Start

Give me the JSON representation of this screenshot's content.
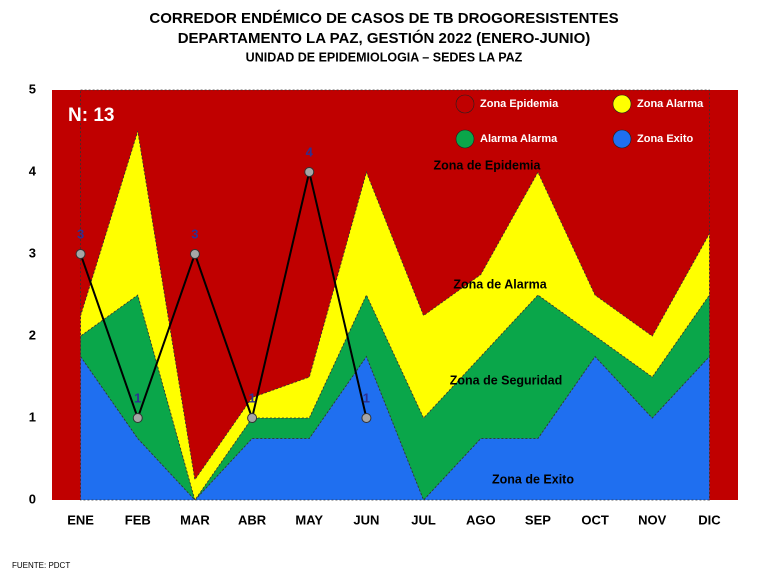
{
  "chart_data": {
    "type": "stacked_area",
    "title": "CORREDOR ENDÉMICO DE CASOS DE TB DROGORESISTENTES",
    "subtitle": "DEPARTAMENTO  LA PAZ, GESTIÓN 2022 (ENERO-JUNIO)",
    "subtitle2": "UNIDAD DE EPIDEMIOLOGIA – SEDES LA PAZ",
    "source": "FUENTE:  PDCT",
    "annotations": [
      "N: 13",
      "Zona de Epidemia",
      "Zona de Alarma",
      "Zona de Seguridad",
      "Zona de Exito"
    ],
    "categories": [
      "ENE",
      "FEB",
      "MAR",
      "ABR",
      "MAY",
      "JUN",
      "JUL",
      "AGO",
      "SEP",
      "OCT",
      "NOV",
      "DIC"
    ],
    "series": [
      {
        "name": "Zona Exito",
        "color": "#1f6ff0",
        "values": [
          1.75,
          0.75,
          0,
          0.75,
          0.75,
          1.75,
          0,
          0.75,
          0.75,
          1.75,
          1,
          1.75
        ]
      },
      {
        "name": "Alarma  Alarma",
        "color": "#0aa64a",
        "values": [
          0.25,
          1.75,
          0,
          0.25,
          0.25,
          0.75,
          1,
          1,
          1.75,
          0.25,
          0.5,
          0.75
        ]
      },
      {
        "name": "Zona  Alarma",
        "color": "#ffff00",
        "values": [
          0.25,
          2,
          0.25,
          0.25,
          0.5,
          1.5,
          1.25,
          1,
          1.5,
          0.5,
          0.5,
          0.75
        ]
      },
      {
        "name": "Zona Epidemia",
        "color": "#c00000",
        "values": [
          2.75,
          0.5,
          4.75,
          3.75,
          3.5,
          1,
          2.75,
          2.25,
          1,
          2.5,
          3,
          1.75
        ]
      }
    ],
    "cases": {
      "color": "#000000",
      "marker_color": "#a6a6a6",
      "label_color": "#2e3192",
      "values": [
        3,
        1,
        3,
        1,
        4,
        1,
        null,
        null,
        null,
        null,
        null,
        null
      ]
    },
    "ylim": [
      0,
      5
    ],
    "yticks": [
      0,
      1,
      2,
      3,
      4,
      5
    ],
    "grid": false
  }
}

End

Pick out each line containing the string "Alarma" and copy it.

      "Zona de Alarma",
        "name": "Alarma  Alarma",
        "name": "Zona  Alarma",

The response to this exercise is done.